*Task prompt*
Copy each record below faithfully, leaving out images.

[Opening Exercise data section]

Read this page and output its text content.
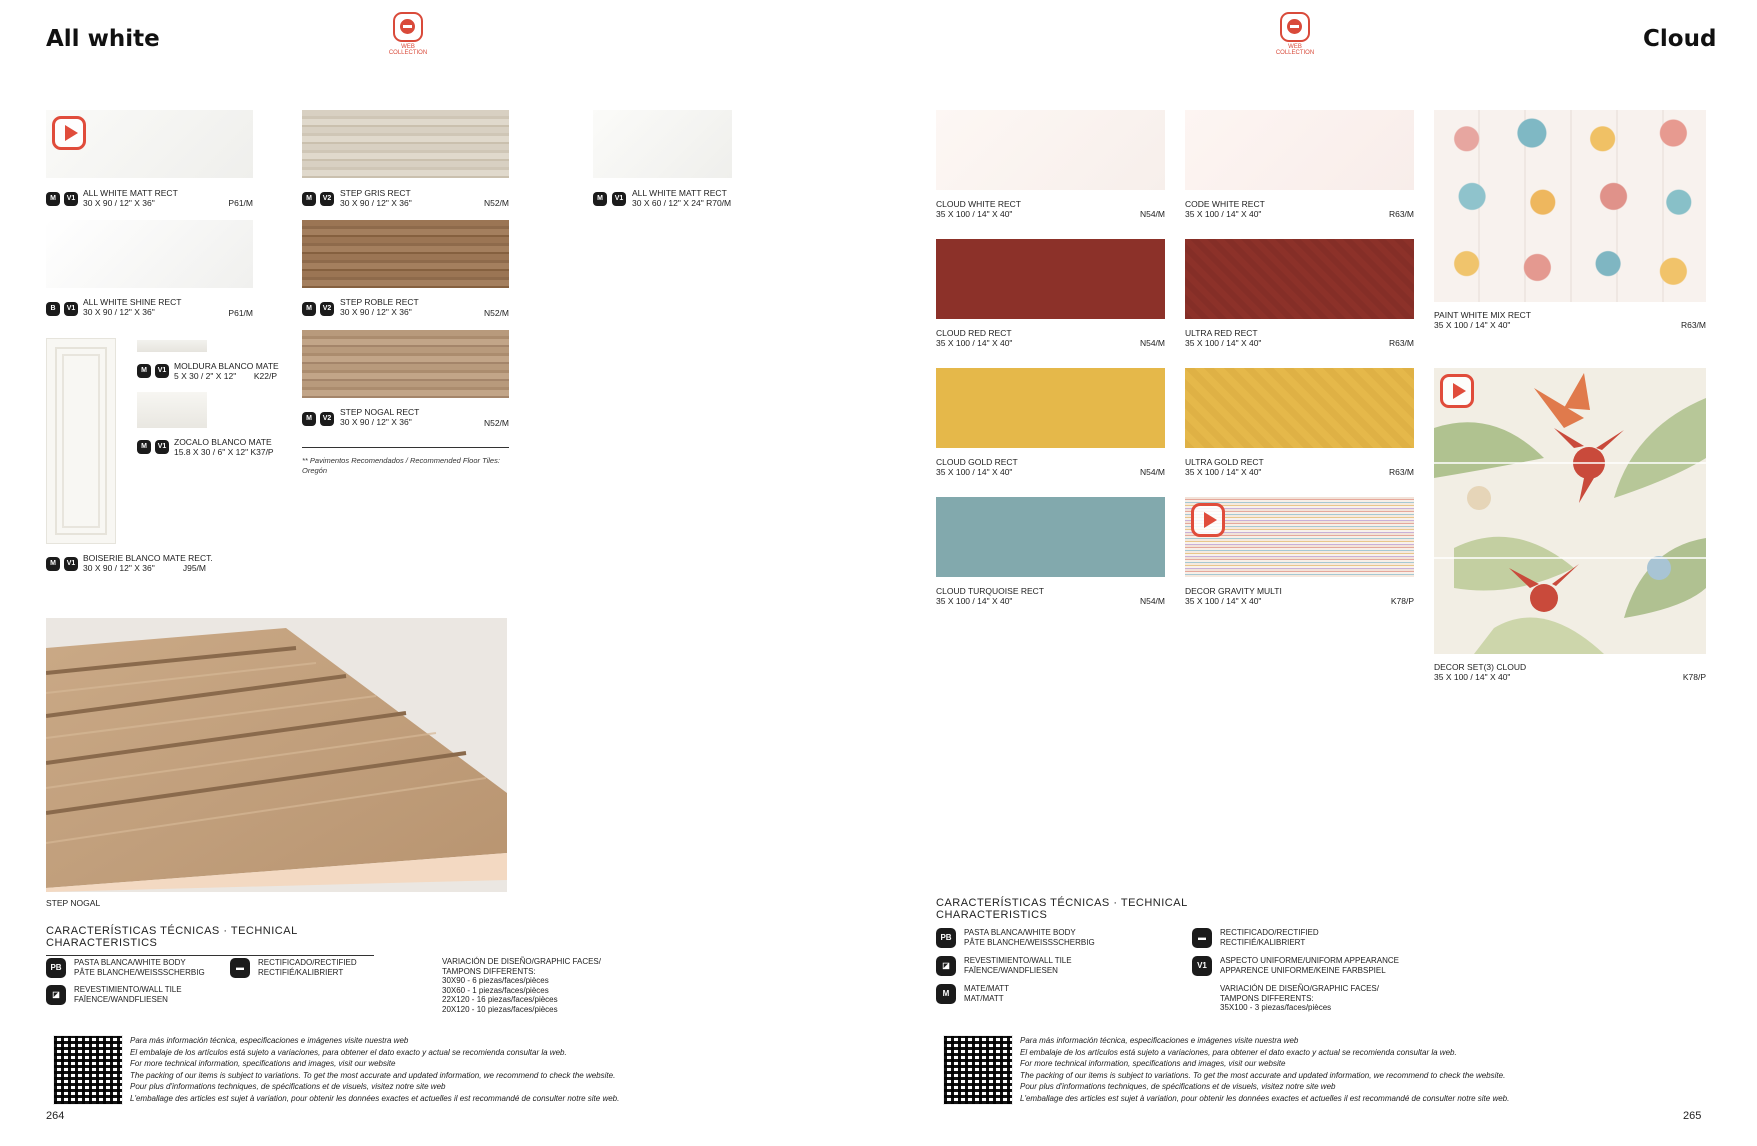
All white	WEB COLLECTION
M	V1
ALL WHITE MATT RECT
30 X 90 / 12" X 36"	P61/M
B	V1
ALL WHITE SHINE RECT
30 X 90 / 12" X 36"	P61/M
M	V1 MOLDURA BLANCO MATE
5 X 30 / 2" X 12"	K22/P
M	V1 ZOCALO BLANCO MATE
15.8 X 30 / 6" X 12" K37/P
M	V1
BOISERIE BLANCO MATE RECT.
30 X 90 / 12" X 36"	J95/M
M	V2
STEP GRIS RECT
30 X 90 / 12" X 36"	N52/M
M	V2
STEP ROBLE RECT
30 X 90 / 12" X 36"	N52/M
M	V2
STEP NOGAL RECT
30 X 90 / 12" X 36"	N52/M
** Pavimentos Recomendados / Recommended Floor Tiles: Oregón
M	V1
ALL WHITE MATT RECT
30 X 60 / 12" X 24" R70/M
STEP NOGAL
CARACTERÍSTICAS TÉCNICAS · TECHNICAL CHARACTERISTICS
PB
PASTA BLANCA/WHITE BODY
PÂTE BLANCHE/WEISSSCHERBIG	▬
RECTIFICADO/RECTIFIED
RECTIFIÉ/KALIBRIERT
◪
REVESTIMIENTO/WALL TILE
FAÏENCE/WANDFLIESEN
VARIACIÓN DE DISEÑO/GRAPHIC FACES/
TAMPONS DIFFERENTS:
30X90 - 6 piezas/faces/pièces
30X60 - 1 piezas/faces/pièces
22X120 - 16 piezas/faces/pièces
20X120 - 10 piezas/faces/pièces
Para más información técnica, especificaciones e imágenes visite nuestra web
El embalaje de los artículos está sujeto a variaciones, para obtener el dato exacto y actual se recomienda consultar la web.
For more technical information, specifications and images, visit our website
The packing of our items is subject to variations. To get the most accurate and updated information, we recommend to check the website.
Pour plus d'informations techniques, de spécifications et de visuels, visitez notre site web
L'emballage des articles est sujet à variation, pour obtenir les données exactes et actuelles il est recommandé de consulter notre site web.
264
WEB COLLECTION
Cloud
CLOUD WHITE RECT
35 X 100 / 14" X 40"	N54/M
CLOUD RED RECT
35 X 100 / 14" X 40"	N54/M
CLOUD GOLD RECT
35 X 100 / 14" X 40"	N54/M
CLOUD TURQUOISE RECT
35 X 100 / 14" X 40"	N54/M
CODE WHITE RECT
35 X 100 / 14" X 40"	R63/M
ULTRA RED RECT
35 X 100 / 14" X 40"	R63/M
ULTRA GOLD RECT
35 X 100 / 14" X 40"	R63/M
DECOR GRAVITY MULTI
35 X 100 / 14" X 40"	K78/P
PAINT WHITE MIX RECT
35 X 100 / 14" X 40"	R63/M
DECOR SET(3) CLOUD
35 X 100 / 14" X 40"	K78/P
CARACTERÍSTICAS TÉCNICAS · TECHNICAL CHARACTERISTICS
PB
PASTA BLANCA/WHITE BODY
PÂTE BLANCHE/WEISSSCHERBIG	▬
RECTIFICADO/RECTIFIED
RECTIFIÉ/KALIBRIERT
◪
REVESTIMIENTO/WALL TILE
FAÏENCE/WANDFLIESEN	V1
ASPECTO UNIFORME/UNIFORM APPEARANCE
APPARENCE UNIFORME/KEINE FARBSPIEL
M
MATE/MATT
MAT/MATT
VARIACIÓN DE DISEÑO/GRAPHIC FACES/
TAMPONS DIFFERENTS:
35X100 - 3 piezas/faces/pièces
Para más información técnica, especificaciones e imágenes visite nuestra web
El embalaje de los artículos está sujeto a variaciones, para obtener el dato exacto y actual se recomienda consultar la web.
For more technical information, specifications and images, visit our website
The packing of our items is subject to variations. To get the most accurate and updated information, we recommend to check the website.
Pour plus d'informations techniques, de spécifications et de visuels, visitez notre site web
L'emballage des articles est sujet à variation, pour obtenir les données exactes et actuelles il est recommandé de consulter notre site web.
265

[Closing Exercise data section]

*Solution below*
Read this page and output its text content.
All white	WEB COLLECTION
M	V1
ALL WHITE MATT RECT
30 X 90 / 12" X 36"	P61/M
B	V1
ALL WHITE SHINE RECT
30 X 90 / 12" X 36"	P61/M
M	V1 MOLDURA BLANCO MATE
5 X 30 / 2" X 12"	K22/P
M	V1 ZOCALO BLANCO MATE
15.8 X 30 / 6" X 12" K37/P
M	V1
BOISERIE BLANCO MATE RECT.
30 X 90 / 12" X 36"	J95/M
M	V2
STEP GRIS RECT
30 X 90 / 12" X 36"	N52/M
M	V2
STEP ROBLE RECT
30 X 90 / 12" X 36"	N52/M
M	V2
STEP NOGAL RECT
30 X 90 / 12" X 36"	N52/M
** Pavimentos Recomendados / Recommended Floor Tiles: Oregón
M	V1
ALL WHITE MATT RECT
30 X 60 / 12" X 24" R70/M
STEP NOGAL
CARACTERÍSTICAS TÉCNICAS · TECHNICAL CHARACTERISTICS
PB
PASTA BLANCA/WHITE BODY
PÂTE BLANCHE/WEISSSCHERBIG	▬
RECTIFICADO/RECTIFIED
RECTIFIÉ/KALIBRIERT
◪
REVESTIMIENTO/WALL TILE
FAÏENCE/WANDFLIESEN
VARIACIÓN DE DISEÑO/GRAPHIC FACES/
TAMPONS DIFFERENTS:
30X90 - 6 piezas/faces/pièces
30X60 - 1 piezas/faces/pièces
22X120 - 16 piezas/faces/pièces
20X120 - 10 piezas/faces/pièces
Para más información técnica, especificaciones e imágenes visite nuestra web
El embalaje de los artículos está sujeto a variaciones, para obtener el dato exacto y actual se recomienda consultar la web.
For more technical information, specifications and images, visit our website
The packing of our items is subject to variations. To get the most accurate and updated information, we recommend to check the website.
Pour plus d'informations techniques, de spécifications et de visuels, visitez notre site web
L'emballage des articles est sujet à variation, pour obtenir les données exactes et actuelles il est recommandé de consulter notre site web.
264
WEB COLLECTION
Cloud
CLOUD WHITE RECT
35 X 100 / 14" X 40"	N54/M
CLOUD RED RECT
35 X 100 / 14" X 40"	N54/M
CLOUD GOLD RECT
35 X 100 / 14" X 40"	N54/M
CLOUD TURQUOISE RECT
35 X 100 / 14" X 40"	N54/M
CODE WHITE RECT
35 X 100 / 14" X 40"	R63/M
ULTRA RED RECT
35 X 100 / 14" X 40"	R63/M
ULTRA GOLD RECT
35 X 100 / 14" X 40"	R63/M
DECOR GRAVITY MULTI
35 X 100 / 14" X 40"	K78/P
PAINT WHITE MIX RECT
35 X 100 / 14" X 40"	R63/M
DECOR SET(3) CLOUD
35 X 100 / 14" X 40"	K78/P
CARACTERÍSTICAS TÉCNICAS · TECHNICAL CHARACTERISTICS
PB
PASTA BLANCA/WHITE BODY
PÂTE BLANCHE/WEISSSCHERBIG	▬
RECTIFICADO/RECTIFIED
RECTIFIÉ/KALIBRIERT
◪
REVESTIMIENTO/WALL TILE
FAÏENCE/WANDFLIESEN	V1
ASPECTO UNIFORME/UNIFORM APPEARANCE
APPARENCE UNIFORME/KEINE FARBSPIEL
M
MATE/MATT
MAT/MATT
VARIACIÓN DE DISEÑO/GRAPHIC FACES/
TAMPONS DIFFERENTS:
35X100 - 3 piezas/faces/pièces
Para más información técnica, especificaciones e imágenes visite nuestra web
El embalaje de los artículos está sujeto a variaciones, para obtener el dato exacto y actual se recomienda consultar la web.
For more technical information, specifications and images, visit our website
The packing of our items is subject to variations. To get the most accurate and updated information, we recommend to check the website.
Pour plus d'informations techniques, de spécifications et de visuels, visitez notre site web
L'emballage des articles est sujet à variation, pour obtenir les données exactes et actuelles il est recommandé de consulter notre site web.
265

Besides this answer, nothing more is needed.